A forma da peça é pensada como uma transposição da forma do poema em música, isomorficamente. Como uma segunda versão, musical, do poema (como deixa claro o título). Não há na peça a acumulação de motivos como na solução gráfica do poema. No campo visual o poema já é isomórfico, na identidade entre os signos, sua disposição gráfica e seu significado. O campo sonoro é deixado de lado nessa estrutura, já que a identidade entre os signos das diferentes línguas nesse caso é gráfica e não fonética. A obra de Willy comenta o sentido formativo do poema até a formação da palavra “life”, percorrendo as etapas da criação da palavra, representando musicalmente estágios da vida sobre os fonemas do texto pronunciados em inglês. Ela corresponde assim a uma leitura do poema como um todo, retrospectivamente, já que tanto a língua inglesa como a compreensão dos sinais como partes da palavra “vida” só ocorrem no momento final da leitura do poema. A relação com o texto ocorre no nível da estrutura, só podendo portanto ser apreendida com o prévio conhecimento do texto.
A peça de Willy se divide em seis seções, uma para cada página do poema: portanto, uma para cada das letras I, L, F, E, uma para o ideograma 日, e uma para a palavra LIFE. O isomorfismo mais imediatamente aparente consiste na identidade fonética e formal por toda a peça com cada momento (cada página) do poema. As únicas citações ouvidas na peça estão em seus extremos: todo o discurso se desenrola entre as duas, tornando mais aguda sua distinção semântica e sua diferença estrutural.
Ciclo de vida
Em publicação paralela à partitura (Life: madrigal, comentários e reduções para dois pentagramas), Willy coloca que a primeira seção “tem algo de nascimento dentro do espírito da peça”; cada seção da peça corresponde a uma fase da vida, em isomorfismo com uma leitura semântica do poema. Nesse sentido a primeira seção é a primeira infância da peça.
Willy comenta que o fragmento de Gesualdo é o equivalente à letra I do poema, como material básico para o desenvolvimento musical. Na forma da peça, contudo, ele pode ser visto como uma introdução, ou no mínimo como a abertura da primeira seção.
Há uma relação direta com o fragmento de Gesualdo não apenas pela tríade aumentada, mas também pela pronúncia inglesa da letra I, idêntica aos gemidos do madrigal. Desenvolvendo a sugestão semântica do fonema, nessa seção a partitura pede que uma contralto solista emita a letra eroticamente, repetindo-a “a piacere, como se estivesse atingindo o orgasmo sexual”. Esse elemento pode ainda sugerir uma leitura dessa seção como ligada à origem da vida, ao ato da reprodução.

Tarefa a = Renomeie "x-tick-label" para "x-axis-tick" nos registros, começando na linha que contém "Localize each UI" e terminando na linha que contém "y-tick-label: 0.0 — [13, 340, 31, 353]". Reproduza essas linhas sem outras alterações e deixe as imagens de fora.

Dados de entrada =

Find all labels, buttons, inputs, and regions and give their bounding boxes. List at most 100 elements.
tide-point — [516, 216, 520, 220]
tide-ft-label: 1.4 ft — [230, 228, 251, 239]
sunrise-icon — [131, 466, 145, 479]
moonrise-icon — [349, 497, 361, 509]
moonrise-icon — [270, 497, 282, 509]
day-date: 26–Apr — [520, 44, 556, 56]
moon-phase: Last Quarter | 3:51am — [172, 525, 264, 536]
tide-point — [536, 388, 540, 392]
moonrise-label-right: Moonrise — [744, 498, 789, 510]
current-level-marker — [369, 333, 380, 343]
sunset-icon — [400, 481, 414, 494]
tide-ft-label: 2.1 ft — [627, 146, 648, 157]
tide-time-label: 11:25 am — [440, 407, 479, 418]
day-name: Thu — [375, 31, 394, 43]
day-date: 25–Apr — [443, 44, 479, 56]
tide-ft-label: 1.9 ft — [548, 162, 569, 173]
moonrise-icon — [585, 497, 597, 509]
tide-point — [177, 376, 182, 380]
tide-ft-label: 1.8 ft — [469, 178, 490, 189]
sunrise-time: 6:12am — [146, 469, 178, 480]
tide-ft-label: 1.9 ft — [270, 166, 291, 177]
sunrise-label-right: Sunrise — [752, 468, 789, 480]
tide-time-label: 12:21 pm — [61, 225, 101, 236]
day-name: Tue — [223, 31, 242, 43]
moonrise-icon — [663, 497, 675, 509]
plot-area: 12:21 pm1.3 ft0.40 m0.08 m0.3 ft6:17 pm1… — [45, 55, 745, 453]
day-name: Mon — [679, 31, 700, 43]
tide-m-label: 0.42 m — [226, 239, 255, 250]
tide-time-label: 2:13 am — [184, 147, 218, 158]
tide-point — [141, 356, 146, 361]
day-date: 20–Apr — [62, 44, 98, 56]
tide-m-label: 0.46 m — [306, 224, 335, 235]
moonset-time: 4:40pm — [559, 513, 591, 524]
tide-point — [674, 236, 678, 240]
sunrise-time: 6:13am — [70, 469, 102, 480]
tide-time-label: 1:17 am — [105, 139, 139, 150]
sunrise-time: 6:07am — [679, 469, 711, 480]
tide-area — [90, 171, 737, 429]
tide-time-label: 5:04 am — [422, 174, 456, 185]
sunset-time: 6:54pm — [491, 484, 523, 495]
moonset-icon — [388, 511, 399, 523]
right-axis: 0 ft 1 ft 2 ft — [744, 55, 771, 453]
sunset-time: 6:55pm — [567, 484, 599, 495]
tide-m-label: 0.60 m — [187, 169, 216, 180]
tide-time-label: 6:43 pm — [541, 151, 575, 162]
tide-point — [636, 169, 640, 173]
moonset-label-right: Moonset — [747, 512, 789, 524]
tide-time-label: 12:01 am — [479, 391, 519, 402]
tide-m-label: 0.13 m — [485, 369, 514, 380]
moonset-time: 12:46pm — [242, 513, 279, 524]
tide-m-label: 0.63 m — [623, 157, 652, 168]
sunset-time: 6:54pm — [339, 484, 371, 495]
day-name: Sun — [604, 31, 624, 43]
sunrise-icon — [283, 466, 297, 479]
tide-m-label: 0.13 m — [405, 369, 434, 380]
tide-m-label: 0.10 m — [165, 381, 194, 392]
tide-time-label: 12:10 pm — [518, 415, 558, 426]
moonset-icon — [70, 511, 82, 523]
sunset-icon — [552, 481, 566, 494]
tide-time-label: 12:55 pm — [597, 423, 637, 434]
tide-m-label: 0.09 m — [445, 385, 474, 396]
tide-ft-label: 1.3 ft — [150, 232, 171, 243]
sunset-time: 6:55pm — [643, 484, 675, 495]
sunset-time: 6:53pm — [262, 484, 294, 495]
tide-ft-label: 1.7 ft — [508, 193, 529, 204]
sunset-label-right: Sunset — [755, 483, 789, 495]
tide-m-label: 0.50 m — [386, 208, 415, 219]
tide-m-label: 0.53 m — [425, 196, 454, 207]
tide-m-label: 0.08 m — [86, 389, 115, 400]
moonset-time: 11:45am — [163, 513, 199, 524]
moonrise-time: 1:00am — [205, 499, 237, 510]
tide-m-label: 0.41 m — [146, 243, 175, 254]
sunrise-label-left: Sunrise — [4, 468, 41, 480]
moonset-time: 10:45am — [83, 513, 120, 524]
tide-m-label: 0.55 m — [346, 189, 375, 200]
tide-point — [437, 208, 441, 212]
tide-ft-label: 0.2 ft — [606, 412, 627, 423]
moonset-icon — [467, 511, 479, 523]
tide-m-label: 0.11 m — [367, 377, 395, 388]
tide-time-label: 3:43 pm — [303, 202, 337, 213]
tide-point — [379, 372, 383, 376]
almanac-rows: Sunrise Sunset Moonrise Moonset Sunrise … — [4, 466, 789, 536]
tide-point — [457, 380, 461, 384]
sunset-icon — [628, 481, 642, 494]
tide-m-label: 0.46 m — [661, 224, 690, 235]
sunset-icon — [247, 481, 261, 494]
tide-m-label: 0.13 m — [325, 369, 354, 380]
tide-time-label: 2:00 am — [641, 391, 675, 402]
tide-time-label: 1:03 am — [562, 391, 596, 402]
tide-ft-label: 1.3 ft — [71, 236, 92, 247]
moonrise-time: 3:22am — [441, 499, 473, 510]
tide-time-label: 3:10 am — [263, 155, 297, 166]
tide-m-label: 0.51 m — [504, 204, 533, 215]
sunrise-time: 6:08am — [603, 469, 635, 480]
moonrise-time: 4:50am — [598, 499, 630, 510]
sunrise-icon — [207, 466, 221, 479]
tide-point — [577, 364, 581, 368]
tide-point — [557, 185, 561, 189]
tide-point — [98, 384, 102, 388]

...

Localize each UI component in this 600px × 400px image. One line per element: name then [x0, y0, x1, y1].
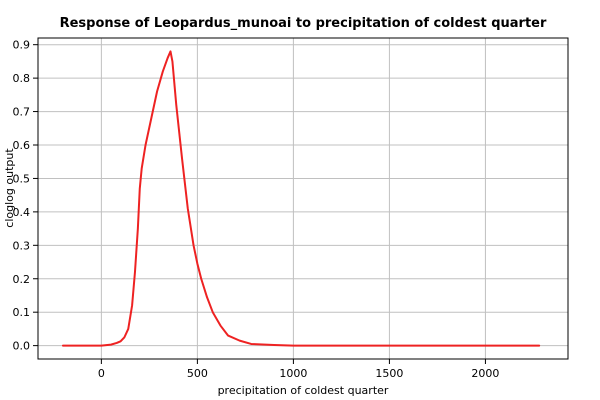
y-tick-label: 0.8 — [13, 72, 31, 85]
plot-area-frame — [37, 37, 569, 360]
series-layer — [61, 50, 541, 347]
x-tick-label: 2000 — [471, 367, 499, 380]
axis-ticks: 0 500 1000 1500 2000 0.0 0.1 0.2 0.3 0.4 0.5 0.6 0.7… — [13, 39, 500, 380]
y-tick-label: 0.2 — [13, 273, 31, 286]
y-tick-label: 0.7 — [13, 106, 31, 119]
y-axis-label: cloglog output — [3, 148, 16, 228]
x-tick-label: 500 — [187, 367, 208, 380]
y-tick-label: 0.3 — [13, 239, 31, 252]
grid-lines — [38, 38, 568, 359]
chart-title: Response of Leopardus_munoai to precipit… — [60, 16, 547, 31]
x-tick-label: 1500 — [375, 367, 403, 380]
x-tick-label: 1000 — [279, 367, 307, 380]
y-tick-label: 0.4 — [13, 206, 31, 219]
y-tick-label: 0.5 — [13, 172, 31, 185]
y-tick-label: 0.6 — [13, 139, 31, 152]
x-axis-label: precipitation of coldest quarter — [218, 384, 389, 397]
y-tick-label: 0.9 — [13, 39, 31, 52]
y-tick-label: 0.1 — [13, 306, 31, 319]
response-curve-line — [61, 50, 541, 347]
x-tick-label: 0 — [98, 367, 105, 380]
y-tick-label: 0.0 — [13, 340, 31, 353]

Tarefa b = Segundo o texto de origem, em quantas seções se divide a peça de Willy?

Resposta esperada a =
Localize each UI component in this 600px × 400px image. One line per element: name then [x0, y0, x1, y1].
y-tick-label: 0.8 — [13, 72, 31, 85]
plot-area-frame — [37, 37, 569, 360]
series-layer — [61, 50, 541, 347]
x-axis-tick: 2000 — [471, 367, 499, 380]
axis-ticks: 0 500 1000 1500 2000 0.0 0.1 0.2 0.3 0.4 0.5 0.6 0.7… — [13, 39, 500, 380]
y-tick-label: 0.2 — [13, 273, 31, 286]
y-tick-label: 0.7 — [13, 106, 31, 119]
y-axis-label: cloglog output — [3, 148, 16, 228]
x-axis-tick: 500 — [187, 367, 208, 380]
y-tick-label: 0.3 — [13, 239, 31, 252]
grid-lines — [38, 38, 568, 359]
chart-title: Response of Leopardus_munoai to precipit… — [60, 16, 547, 31]
x-axis-tick: 1500 — [375, 367, 403, 380]
x-axis-tick: 1000 — [279, 367, 307, 380]
y-tick-label: 0.4 — [13, 206, 31, 219]
y-tick-label: 0.5 — [13, 172, 31, 185]
y-tick-label: 0.6 — [13, 139, 31, 152]
x-axis-label: precipitation of coldest quarter — [218, 384, 389, 397]
y-tick-label: 0.9 — [13, 39, 31, 52]
y-tick-label: 0.1 — [13, 306, 31, 319]
response-curve-line — [61, 50, 541, 347]
x-axis-tick: 0 — [98, 367, 105, 380]
y-tick-label: 0.0 — [13, 340, 31, 353]

Resposta esperada b = Em seis seções, uma para cada página do poema.